DATA PROVIDED:
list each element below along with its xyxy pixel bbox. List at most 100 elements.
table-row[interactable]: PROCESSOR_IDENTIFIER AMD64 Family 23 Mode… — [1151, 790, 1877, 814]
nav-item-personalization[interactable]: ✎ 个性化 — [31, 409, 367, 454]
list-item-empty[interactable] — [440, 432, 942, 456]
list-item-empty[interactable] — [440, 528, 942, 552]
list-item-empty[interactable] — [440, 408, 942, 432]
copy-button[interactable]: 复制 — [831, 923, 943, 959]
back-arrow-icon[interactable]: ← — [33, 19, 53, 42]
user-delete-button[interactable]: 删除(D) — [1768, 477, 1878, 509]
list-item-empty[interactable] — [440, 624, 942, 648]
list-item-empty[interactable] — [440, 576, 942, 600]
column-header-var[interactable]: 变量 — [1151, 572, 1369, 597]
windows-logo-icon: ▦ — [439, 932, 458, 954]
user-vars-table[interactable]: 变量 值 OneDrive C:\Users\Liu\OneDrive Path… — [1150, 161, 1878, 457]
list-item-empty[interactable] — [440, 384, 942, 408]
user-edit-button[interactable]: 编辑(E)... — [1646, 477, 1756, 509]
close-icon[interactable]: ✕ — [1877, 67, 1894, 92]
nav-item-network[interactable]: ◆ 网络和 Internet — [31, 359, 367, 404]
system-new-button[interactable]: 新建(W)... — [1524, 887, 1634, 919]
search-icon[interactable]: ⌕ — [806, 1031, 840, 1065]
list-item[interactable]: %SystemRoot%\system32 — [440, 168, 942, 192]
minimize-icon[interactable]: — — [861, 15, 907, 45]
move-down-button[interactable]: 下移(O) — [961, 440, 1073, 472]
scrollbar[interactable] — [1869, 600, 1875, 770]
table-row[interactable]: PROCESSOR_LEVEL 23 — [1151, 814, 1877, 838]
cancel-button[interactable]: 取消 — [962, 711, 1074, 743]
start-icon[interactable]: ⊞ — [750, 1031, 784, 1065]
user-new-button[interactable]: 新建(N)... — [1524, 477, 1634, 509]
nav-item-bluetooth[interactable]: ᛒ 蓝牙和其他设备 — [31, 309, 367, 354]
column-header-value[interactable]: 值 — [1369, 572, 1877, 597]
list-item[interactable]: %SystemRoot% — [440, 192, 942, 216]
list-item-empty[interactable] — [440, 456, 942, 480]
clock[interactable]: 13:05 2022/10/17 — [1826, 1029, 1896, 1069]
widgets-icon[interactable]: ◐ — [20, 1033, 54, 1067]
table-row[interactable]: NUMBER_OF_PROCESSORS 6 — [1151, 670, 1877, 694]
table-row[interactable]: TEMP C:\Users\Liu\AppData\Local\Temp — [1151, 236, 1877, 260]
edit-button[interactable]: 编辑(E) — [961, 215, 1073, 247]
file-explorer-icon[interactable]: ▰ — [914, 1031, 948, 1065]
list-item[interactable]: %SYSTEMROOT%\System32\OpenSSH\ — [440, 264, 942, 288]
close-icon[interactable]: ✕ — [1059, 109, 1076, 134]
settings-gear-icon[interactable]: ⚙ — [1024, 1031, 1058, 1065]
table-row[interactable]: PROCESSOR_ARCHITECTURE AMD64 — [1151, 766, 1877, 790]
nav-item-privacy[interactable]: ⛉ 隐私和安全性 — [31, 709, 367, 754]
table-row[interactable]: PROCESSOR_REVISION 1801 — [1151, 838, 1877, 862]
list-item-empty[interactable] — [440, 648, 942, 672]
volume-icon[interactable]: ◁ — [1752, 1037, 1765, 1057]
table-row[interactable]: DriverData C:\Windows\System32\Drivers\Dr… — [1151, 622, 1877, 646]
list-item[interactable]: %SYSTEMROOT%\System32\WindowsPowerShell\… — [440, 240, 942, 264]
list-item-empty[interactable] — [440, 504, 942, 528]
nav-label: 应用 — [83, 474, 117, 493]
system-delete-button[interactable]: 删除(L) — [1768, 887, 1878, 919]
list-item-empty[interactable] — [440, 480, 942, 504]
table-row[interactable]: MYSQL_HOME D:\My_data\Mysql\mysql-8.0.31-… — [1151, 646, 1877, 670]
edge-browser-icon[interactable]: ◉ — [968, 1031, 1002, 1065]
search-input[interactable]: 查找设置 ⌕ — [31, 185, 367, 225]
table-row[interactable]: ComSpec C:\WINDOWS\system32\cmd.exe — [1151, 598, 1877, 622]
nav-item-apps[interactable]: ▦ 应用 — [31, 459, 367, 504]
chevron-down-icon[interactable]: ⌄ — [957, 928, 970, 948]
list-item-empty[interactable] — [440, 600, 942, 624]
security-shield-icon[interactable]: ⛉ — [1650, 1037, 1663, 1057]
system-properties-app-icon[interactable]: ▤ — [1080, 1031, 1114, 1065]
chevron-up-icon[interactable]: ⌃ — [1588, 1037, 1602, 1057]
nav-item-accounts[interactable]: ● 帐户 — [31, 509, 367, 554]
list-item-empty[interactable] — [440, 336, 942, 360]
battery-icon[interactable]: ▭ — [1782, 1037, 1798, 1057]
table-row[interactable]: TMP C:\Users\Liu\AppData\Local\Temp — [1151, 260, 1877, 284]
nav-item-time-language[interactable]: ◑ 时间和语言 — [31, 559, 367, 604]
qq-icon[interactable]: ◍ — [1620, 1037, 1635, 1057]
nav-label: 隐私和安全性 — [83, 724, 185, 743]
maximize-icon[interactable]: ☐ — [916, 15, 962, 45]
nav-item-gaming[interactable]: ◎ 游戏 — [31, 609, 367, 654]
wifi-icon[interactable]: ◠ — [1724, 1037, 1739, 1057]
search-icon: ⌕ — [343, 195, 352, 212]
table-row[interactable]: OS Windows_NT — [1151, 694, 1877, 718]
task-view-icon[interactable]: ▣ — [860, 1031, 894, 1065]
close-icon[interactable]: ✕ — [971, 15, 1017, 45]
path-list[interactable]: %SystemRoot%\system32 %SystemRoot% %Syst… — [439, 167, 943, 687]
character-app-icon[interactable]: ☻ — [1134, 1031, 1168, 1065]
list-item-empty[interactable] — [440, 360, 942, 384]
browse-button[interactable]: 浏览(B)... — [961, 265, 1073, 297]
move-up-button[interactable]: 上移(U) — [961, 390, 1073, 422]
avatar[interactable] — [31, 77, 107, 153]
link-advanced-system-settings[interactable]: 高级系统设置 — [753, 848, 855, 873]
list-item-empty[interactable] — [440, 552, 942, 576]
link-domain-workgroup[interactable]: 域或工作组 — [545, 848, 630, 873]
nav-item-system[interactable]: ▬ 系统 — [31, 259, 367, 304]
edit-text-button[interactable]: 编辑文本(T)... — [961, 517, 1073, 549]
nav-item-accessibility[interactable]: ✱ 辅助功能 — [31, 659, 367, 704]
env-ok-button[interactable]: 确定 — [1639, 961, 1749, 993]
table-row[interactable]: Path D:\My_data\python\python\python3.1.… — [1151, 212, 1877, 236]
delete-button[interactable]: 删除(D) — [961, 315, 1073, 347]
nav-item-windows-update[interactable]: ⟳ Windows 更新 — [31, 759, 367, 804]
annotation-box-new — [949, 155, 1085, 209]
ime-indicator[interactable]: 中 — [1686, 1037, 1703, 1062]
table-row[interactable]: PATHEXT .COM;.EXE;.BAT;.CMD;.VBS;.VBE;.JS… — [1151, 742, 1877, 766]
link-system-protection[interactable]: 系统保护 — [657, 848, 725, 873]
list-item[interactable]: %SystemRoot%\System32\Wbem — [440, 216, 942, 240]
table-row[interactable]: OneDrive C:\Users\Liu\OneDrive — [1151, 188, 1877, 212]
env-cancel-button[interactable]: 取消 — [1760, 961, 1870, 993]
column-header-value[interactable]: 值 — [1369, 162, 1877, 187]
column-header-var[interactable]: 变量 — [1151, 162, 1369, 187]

GIVEN INSTRUCTION:
Reproduce the records above line for line, without changing anything.

OUTPUT BELOW:
list each element below along with its xyxy pixel bbox. List at most 100 elements.
table-row[interactable]: PROCESSOR_IDENTIFIER AMD64 Family 23 Mode… — [1151, 790, 1877, 814]
nav-item-personalization[interactable]: ✎ 个性化 — [31, 409, 367, 454]
list-item-empty[interactable] — [440, 432, 942, 456]
list-item-empty[interactable] — [440, 528, 942, 552]
list-item-empty[interactable] — [440, 408, 942, 432]
copy-button[interactable]: 复制 — [831, 923, 943, 959]
back-arrow-icon[interactable]: ← — [33, 19, 53, 42]
user-delete-button[interactable]: 删除(D) — [1768, 477, 1878, 509]
list-item-empty[interactable] — [440, 624, 942, 648]
list-item-empty[interactable] — [440, 576, 942, 600]
column-header-var[interactable]: 变量 — [1151, 572, 1369, 597]
windows-logo-icon: ▦ — [439, 932, 458, 954]
user-vars-table[interactable]: 变量 值 OneDrive C:\Users\Liu\OneDrive Path… — [1150, 161, 1878, 457]
list-item-empty[interactable] — [440, 384, 942, 408]
user-edit-button[interactable]: 编辑(E)... — [1646, 477, 1756, 509]
close-icon[interactable]: ✕ — [1877, 67, 1894, 92]
nav-item-network[interactable]: ◆ 网络和 Internet — [31, 359, 367, 404]
system-new-button[interactable]: 新建(W)... — [1524, 887, 1634, 919]
search-icon[interactable]: ⌕ — [806, 1031, 840, 1065]
list-item[interactable]: %SystemRoot%\system32 — [440, 168, 942, 192]
minimize-icon[interactable]: — — [861, 15, 907, 45]
move-down-button[interactable]: 下移(O) — [961, 440, 1073, 472]
scrollbar[interactable] — [1869, 600, 1875, 770]
table-row[interactable]: PROCESSOR_LEVEL 23 — [1151, 814, 1877, 838]
cancel-button[interactable]: 取消 — [962, 711, 1074, 743]
start-icon[interactable]: ⊞ — [750, 1031, 784, 1065]
user-new-button[interactable]: 新建(N)... — [1524, 477, 1634, 509]
nav-item-bluetooth[interactable]: ᛒ 蓝牙和其他设备 — [31, 309, 367, 354]
column-header-value[interactable]: 值 — [1369, 572, 1877, 597]
list-item[interactable]: %SystemRoot% — [440, 192, 942, 216]
list-item-empty[interactable] — [440, 456, 942, 480]
clock[interactable]: 13:05 2022/10/17 — [1826, 1029, 1896, 1069]
widgets-icon[interactable]: ◐ — [20, 1033, 54, 1067]
table-row[interactable]: NUMBER_OF_PROCESSORS 6 — [1151, 670, 1877, 694]
table-row[interactable]: TEMP C:\Users\Liu\AppData\Local\Temp — [1151, 236, 1877, 260]
edit-button[interactable]: 编辑(E) — [961, 215, 1073, 247]
file-explorer-icon[interactable]: ▰ — [914, 1031, 948, 1065]
list-item[interactable]: %SYSTEMROOT%\System32\OpenSSH\ — [440, 264, 942, 288]
close-icon[interactable]: ✕ — [1059, 109, 1076, 134]
settings-gear-icon[interactable]: ⚙ — [1024, 1031, 1058, 1065]
table-row[interactable]: PROCESSOR_ARCHITECTURE AMD64 — [1151, 766, 1877, 790]
nav-item-privacy[interactable]: ⛉ 隐私和安全性 — [31, 709, 367, 754]
table-row[interactable]: PROCESSOR_REVISION 1801 — [1151, 838, 1877, 862]
list-item-empty[interactable] — [440, 648, 942, 672]
volume-icon[interactable]: ◁ — [1752, 1037, 1765, 1057]
table-row[interactable]: DriverData C:\Windows\System32\Drivers\Dr… — [1151, 622, 1877, 646]
list-item[interactable]: %SYSTEMROOT%\System32\WindowsPowerShell\… — [440, 240, 942, 264]
list-item-empty[interactable] — [440, 504, 942, 528]
nav-label: 应用 — [83, 474, 117, 493]
system-delete-button[interactable]: 删除(L) — [1768, 887, 1878, 919]
list-item-empty[interactable] — [440, 480, 942, 504]
table-row[interactable]: MYSQL_HOME D:\My_data\Mysql\mysql-8.0.31-… — [1151, 646, 1877, 670]
edge-browser-icon[interactable]: ◉ — [968, 1031, 1002, 1065]
search-input[interactable]: 查找设置 ⌕ — [31, 185, 367, 225]
table-row[interactable]: ComSpec C:\WINDOWS\system32\cmd.exe — [1151, 598, 1877, 622]
nav-item-apps[interactable]: ▦ 应用 — [31, 459, 367, 504]
chevron-down-icon[interactable]: ⌄ — [957, 928, 970, 948]
list-item-empty[interactable] — [440, 600, 942, 624]
security-shield-icon[interactable]: ⛉ — [1650, 1037, 1663, 1057]
system-properties-app-icon[interactable]: ▤ — [1080, 1031, 1114, 1065]
chevron-up-icon[interactable]: ⌃ — [1588, 1037, 1602, 1057]
nav-item-accounts[interactable]: ● 帐户 — [31, 509, 367, 554]
list-item-empty[interactable] — [440, 336, 942, 360]
battery-icon[interactable]: ▭ — [1782, 1037, 1798, 1057]
table-row[interactable]: TMP C:\Users\Liu\AppData\Local\Temp — [1151, 260, 1877, 284]
nav-item-time-language[interactable]: ◑ 时间和语言 — [31, 559, 367, 604]
qq-icon[interactable]: ◍ — [1620, 1037, 1635, 1057]
nav-label: 隐私和安全性 — [83, 724, 185, 743]
maximize-icon[interactable]: ☐ — [916, 15, 962, 45]
nav-item-gaming[interactable]: ◎ 游戏 — [31, 609, 367, 654]
wifi-icon[interactable]: ◠ — [1724, 1037, 1739, 1057]
search-icon: ⌕ — [343, 195, 352, 212]
table-row[interactable]: OS Windows_NT — [1151, 694, 1877, 718]
task-view-icon[interactable]: ▣ — [860, 1031, 894, 1065]
close-icon[interactable]: ✕ — [971, 15, 1017, 45]
path-list[interactable]: %SystemRoot%\system32 %SystemRoot% %Syst… — [439, 167, 943, 687]
character-app-icon[interactable]: ☻ — [1134, 1031, 1168, 1065]
list-item-empty[interactable] — [440, 360, 942, 384]
browse-button[interactable]: 浏览(B)... — [961, 265, 1073, 297]
move-up-button[interactable]: 上移(U) — [961, 390, 1073, 422]
avatar[interactable] — [31, 77, 107, 153]
link-advanced-system-settings[interactable]: 高级系统设置 — [753, 848, 855, 873]
list-item-empty[interactable] — [440, 552, 942, 576]
link-domain-workgroup[interactable]: 域或工作组 — [545, 848, 630, 873]
nav-item-system[interactable]: ▬ 系统 — [31, 259, 367, 304]
edit-text-button[interactable]: 编辑文本(T)... — [961, 517, 1073, 549]
nav-item-accessibility[interactable]: ✱ 辅助功能 — [31, 659, 367, 704]
env-ok-button[interactable]: 确定 — [1639, 961, 1749, 993]
table-row[interactable]: Path D:\My_data\python\python\python3.1.… — [1151, 212, 1877, 236]
delete-button[interactable]: 删除(D) — [961, 315, 1073, 347]
nav-item-windows-update[interactable]: ⟳ Windows 更新 — [31, 759, 367, 804]
annotation-box-new — [949, 155, 1085, 209]
ime-indicator[interactable]: 中 — [1686, 1037, 1703, 1062]
table-row[interactable]: PATHEXT .COM;.EXE;.BAT;.CMD;.VBS;.VBE;.JS… — [1151, 742, 1877, 766]
link-system-protection[interactable]: 系统保护 — [657, 848, 725, 873]
list-item[interactable]: %SystemRoot%\System32\Wbem — [440, 216, 942, 240]
table-row[interactable]: OneDrive C:\Users\Liu\OneDrive — [1151, 188, 1877, 212]
env-cancel-button[interactable]: 取消 — [1760, 961, 1870, 993]
column-header-value[interactable]: 值 — [1369, 162, 1877, 187]
column-header-var[interactable]: 变量 — [1151, 162, 1369, 187]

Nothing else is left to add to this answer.